### REQUIREMENTS
Repeat the material verbatim. Images are excluded from the copy.

--- BEGIN EXERCISE MATERIALS ---

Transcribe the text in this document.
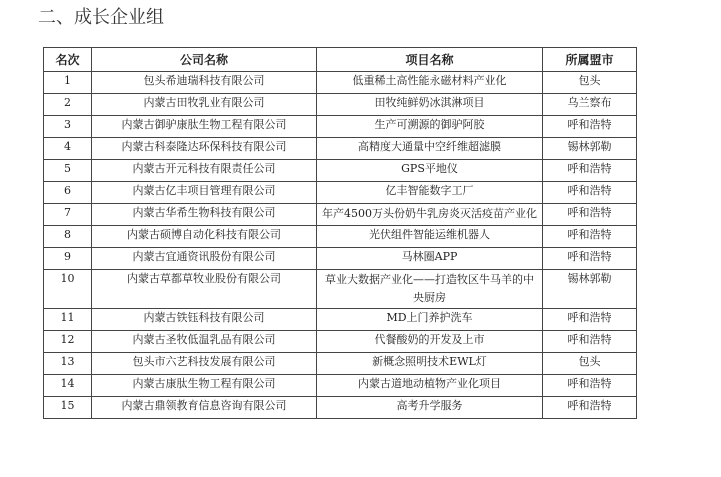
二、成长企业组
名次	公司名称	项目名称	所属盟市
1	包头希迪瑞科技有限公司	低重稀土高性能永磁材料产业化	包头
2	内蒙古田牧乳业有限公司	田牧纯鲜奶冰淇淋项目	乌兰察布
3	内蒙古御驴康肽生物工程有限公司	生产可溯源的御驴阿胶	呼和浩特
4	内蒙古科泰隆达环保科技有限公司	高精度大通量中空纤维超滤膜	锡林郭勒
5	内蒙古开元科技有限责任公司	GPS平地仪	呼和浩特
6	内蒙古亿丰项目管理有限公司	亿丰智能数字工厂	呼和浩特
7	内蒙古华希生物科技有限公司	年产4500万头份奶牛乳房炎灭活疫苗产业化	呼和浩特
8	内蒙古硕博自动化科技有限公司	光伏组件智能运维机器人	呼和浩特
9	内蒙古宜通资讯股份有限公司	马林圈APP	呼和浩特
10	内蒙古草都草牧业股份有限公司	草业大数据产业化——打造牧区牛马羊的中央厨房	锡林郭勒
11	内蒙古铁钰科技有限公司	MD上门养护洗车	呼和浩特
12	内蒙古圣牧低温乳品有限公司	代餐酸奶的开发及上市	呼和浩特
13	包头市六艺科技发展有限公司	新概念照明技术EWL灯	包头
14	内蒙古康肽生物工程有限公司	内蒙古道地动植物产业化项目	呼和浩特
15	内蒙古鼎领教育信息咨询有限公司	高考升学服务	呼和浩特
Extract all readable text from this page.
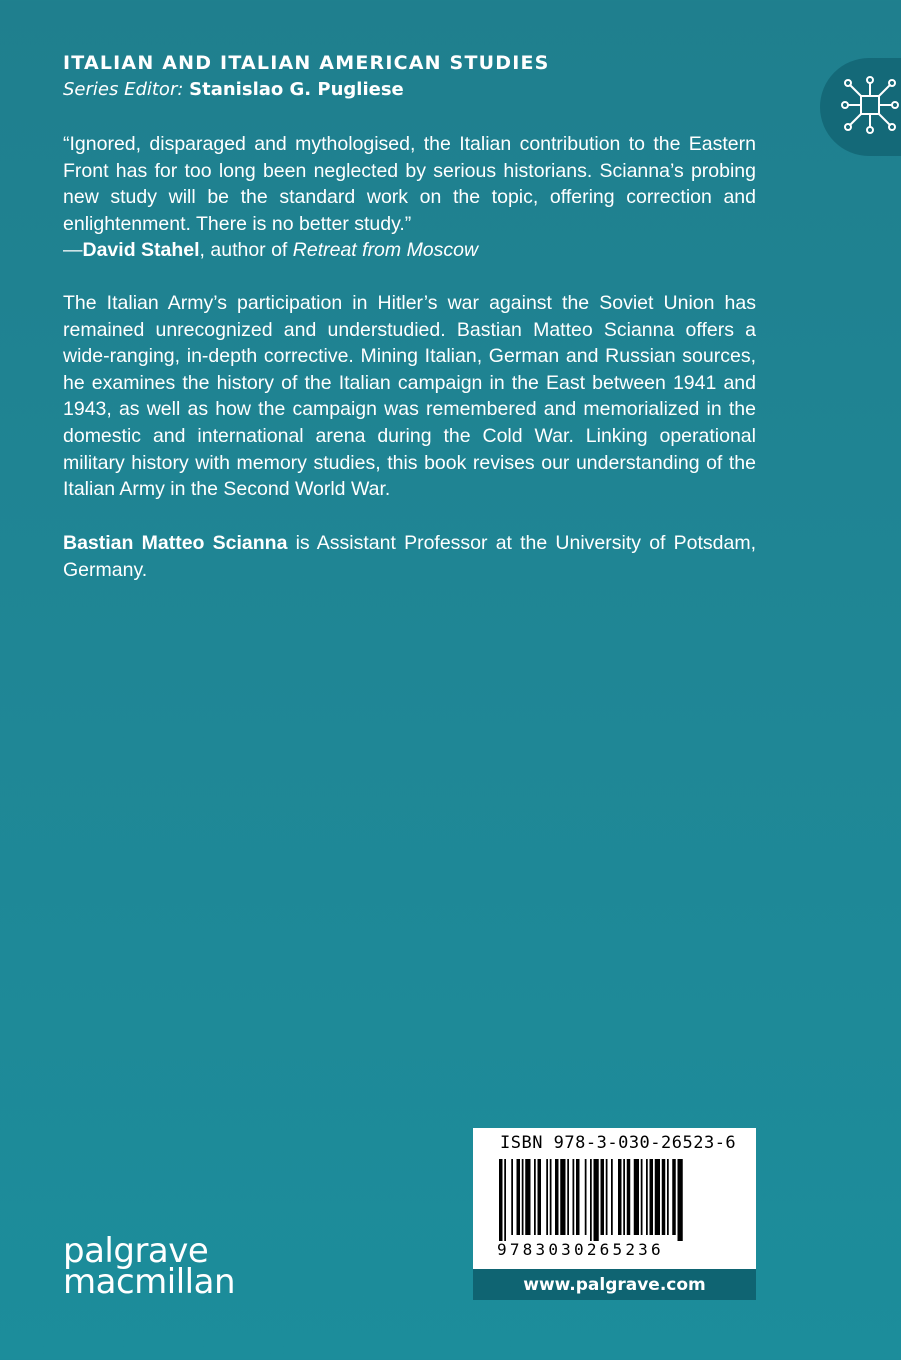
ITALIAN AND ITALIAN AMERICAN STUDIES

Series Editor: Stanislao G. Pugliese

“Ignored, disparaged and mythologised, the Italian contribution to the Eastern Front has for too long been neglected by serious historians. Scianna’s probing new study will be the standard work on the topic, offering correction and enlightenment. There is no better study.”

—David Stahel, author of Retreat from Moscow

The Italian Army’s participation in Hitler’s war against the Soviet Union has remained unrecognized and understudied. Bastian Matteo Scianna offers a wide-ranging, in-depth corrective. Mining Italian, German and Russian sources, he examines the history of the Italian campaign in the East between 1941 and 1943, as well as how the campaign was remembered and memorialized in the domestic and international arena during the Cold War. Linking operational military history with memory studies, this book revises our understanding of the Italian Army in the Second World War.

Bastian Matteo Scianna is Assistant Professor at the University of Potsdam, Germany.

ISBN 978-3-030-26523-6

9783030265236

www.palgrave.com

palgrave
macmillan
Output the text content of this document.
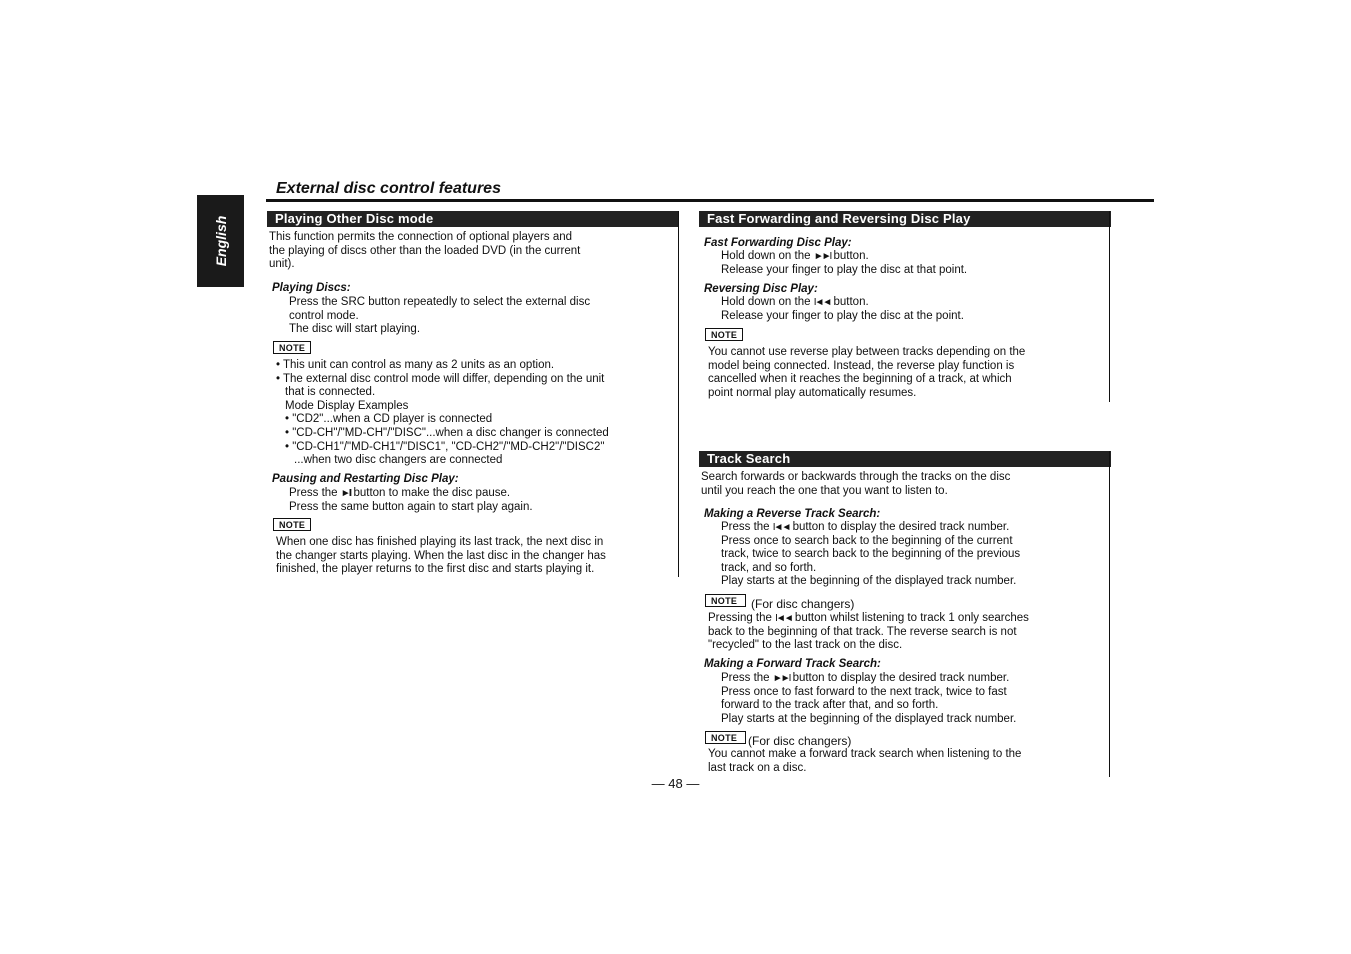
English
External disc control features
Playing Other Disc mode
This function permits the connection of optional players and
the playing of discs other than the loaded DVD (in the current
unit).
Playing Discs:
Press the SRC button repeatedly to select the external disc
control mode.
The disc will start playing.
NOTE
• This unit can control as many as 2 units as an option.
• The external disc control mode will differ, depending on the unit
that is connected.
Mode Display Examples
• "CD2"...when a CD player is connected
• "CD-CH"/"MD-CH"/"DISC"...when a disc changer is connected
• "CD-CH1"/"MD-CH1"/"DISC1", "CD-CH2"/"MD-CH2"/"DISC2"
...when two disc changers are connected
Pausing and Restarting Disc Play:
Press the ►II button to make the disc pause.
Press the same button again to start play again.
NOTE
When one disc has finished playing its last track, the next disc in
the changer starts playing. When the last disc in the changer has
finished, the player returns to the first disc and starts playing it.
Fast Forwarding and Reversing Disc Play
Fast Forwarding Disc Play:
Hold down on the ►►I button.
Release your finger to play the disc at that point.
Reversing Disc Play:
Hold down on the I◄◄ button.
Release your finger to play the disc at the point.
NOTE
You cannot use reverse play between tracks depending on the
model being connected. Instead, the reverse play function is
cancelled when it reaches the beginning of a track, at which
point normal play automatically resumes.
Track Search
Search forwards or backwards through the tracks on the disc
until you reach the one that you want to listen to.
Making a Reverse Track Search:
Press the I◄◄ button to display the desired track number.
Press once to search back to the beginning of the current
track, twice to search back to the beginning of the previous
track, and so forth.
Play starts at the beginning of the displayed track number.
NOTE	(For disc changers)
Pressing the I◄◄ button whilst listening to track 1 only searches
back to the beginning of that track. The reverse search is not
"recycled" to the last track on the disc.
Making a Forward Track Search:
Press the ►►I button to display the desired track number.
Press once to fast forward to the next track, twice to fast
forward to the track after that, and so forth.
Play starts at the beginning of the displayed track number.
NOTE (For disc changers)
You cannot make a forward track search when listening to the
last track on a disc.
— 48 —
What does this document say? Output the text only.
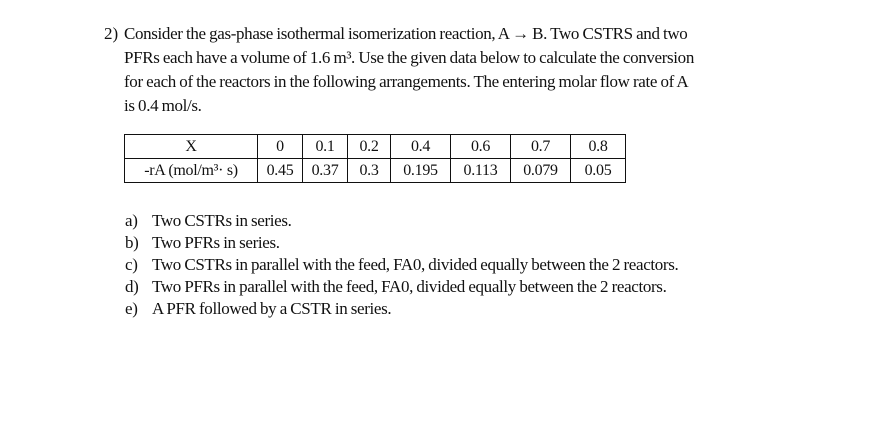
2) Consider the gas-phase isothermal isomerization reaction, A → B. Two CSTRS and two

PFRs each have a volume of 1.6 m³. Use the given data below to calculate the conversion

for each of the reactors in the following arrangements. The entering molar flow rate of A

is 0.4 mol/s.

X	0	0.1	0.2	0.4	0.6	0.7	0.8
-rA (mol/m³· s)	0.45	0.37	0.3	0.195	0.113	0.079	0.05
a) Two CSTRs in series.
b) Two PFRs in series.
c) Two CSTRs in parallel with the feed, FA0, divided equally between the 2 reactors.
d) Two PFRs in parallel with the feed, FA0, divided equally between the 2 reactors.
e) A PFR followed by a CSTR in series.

--- END EXERCISE MATERIALS ---

### ANSWER TO THE PROBLEM
Transcribe the text in this document.
二、成长企业组
名次	公司名称	项目名称	所属盟市
1	包头希迪瑞科技有限公司	低重稀土高性能永磁材料产业化	包头
2	内蒙古田牧乳业有限公司	田牧纯鲜奶冰淇淋项目	乌兰察布
3	内蒙古御驴康肽生物工程有限公司	生产可溯源的御驴阿胶	呼和浩特
4	内蒙古科泰隆达环保科技有限公司	高精度大通量中空纤维超滤膜	锡林郭勒
5	内蒙古开元科技有限责任公司	GPS平地仪	呼和浩特
6	内蒙古亿丰项目管理有限公司	亿丰智能数字工厂	呼和浩特
7	内蒙古华希生物科技有限公司	年产4500万头份奶牛乳房炎灭活疫苗产业化	呼和浩特
8	内蒙古硕博自动化科技有限公司	光伏组件智能运维机器人	呼和浩特
9	内蒙古宜通资讯股份有限公司	马林圈APP	呼和浩特
10	内蒙古草都草牧业股份有限公司	草业大数据产业化——打造牧区牛马羊的中央厨房	锡林郭勒
11	内蒙古铁钰科技有限公司	MD上门养护洗车	呼和浩特
12	内蒙古圣牧低温乳品有限公司	代餐酸奶的开发及上市	呼和浩特
13	包头市六艺科技发展有限公司	新概念照明技术EWL灯	包头
14	内蒙古康肽生物工程有限公司	内蒙古道地动植物产业化项目	呼和浩特
15	内蒙古鼎领教育信息咨询有限公司	高考升学服务	呼和浩特
Extract all readable text from this page.
ITALIAN AND ITALIAN AMERICAN STUDIES

Series Editor: Stanislao G. Pugliese

“Ignored, disparaged and mythologised, the Italian contribution to the Eastern Front has for too long been neglected by serious historians. Scianna’s probing new study will be the standard work on the topic, offering correction and enlightenment. There is no better study.”

—David Stahel, author of Retreat from Moscow

The Italian Army’s participation in Hitler’s war against the Soviet Union has remained unrecognized and understudied. Bastian Matteo Scianna offers a wide-ranging, in-depth corrective. Mining Italian, German and Russian sources, he examines the history of the Italian campaign in the East between 1941 and 1943, as well as how the campaign was remembered and memorialized in the domestic and international arena during the Cold War. Linking operational military history with memory studies, this book revises our understanding of the Italian Army in the Second World War.

Bastian Matteo Scianna is Assistant Professor at the University of Potsdam, Germany.

ISBN 978-3-030-26523-6

9783030265236

www.palgrave.com

palgrave
macmillan
Output the text content of this document.
English
External disc control features
Playing Other Disc mode
This function permits the connection of optional players and
the playing of discs other than the loaded DVD (in the current
unit).
Playing Discs:
Press the SRC button repeatedly to select the external disc
control mode.
The disc will start playing.
NOTE
• This unit can control as many as 2 units as an option.
• The external disc control mode will differ, depending on the unit
that is connected.
Mode Display Examples
• "CD2"...when a CD player is connected
• "CD-CH"/"MD-CH"/"DISC"...when a disc changer is connected
• "CD-CH1"/"MD-CH1"/"DISC1", "CD-CH2"/"MD-CH2"/"DISC2"
...when two disc changers are connected
Pausing and Restarting Disc Play:
Press the ►II button to make the disc pause.
Press the same button again to start play again.
NOTE
When one disc has finished playing its last track, the next disc in
the changer starts playing. When the last disc in the changer has
finished, the player returns to the first disc and starts playing it.
Fast Forwarding and Reversing Disc Play
Fast Forwarding Disc Play:
Hold down on the ►►I button.
Release your finger to play the disc at that point.
Reversing Disc Play:
Hold down on the I◄◄ button.
Release your finger to play the disc at the point.
NOTE
You cannot use reverse play between tracks depending on the
model being connected. Instead, the reverse play function is
cancelled when it reaches the beginning of a track, at which
point normal play automatically resumes.
Track Search
Search forwards or backwards through the tracks on the disc
until you reach the one that you want to listen to.
Making a Reverse Track Search:
Press the I◄◄ button to display the desired track number.
Press once to search back to the beginning of the current
track, twice to search back to the beginning of the previous
track, and so forth.
Play starts at the beginning of the displayed track number.
NOTE	(For disc changers)
Pressing the I◄◄ button whilst listening to track 1 only searches
back to the beginning of that track. The reverse search is not
"recycled" to the last track on the disc.
Making a Forward Track Search:
Press the ►►I button to display the desired track number.
Press once to fast forward to the next track, twice to fast
forward to the track after that, and so forth.
Play starts at the beginning of the displayed track number.
NOTE (For disc changers)
You cannot make a forward track search when listening to the
last track on a disc.
— 48 —
What does this document say? Output the text only.
2) Consider the gas-phase isothermal isomerization reaction, A → B. Two CSTRS and two

PFRs each have a volume of 1.6 m³. Use the given data below to calculate the conversion

for each of the reactors in the following arrangements. The entering molar flow rate of A

is 0.4 mol/s.

X	0	0.1	0.2	0.4	0.6	0.7	0.8
-rA (mol/m³· s)	0.45	0.37	0.3	0.195	0.113	0.079	0.05
a) Two CSTRs in series.
b) Two PFRs in series.
c) Two CSTRs in parallel with the feed, FA0, divided equally between the 2 reactors.
d) Two PFRs in parallel with the feed, FA0, divided equally between the 2 reactors.
e) A PFR followed by a CSTR in series.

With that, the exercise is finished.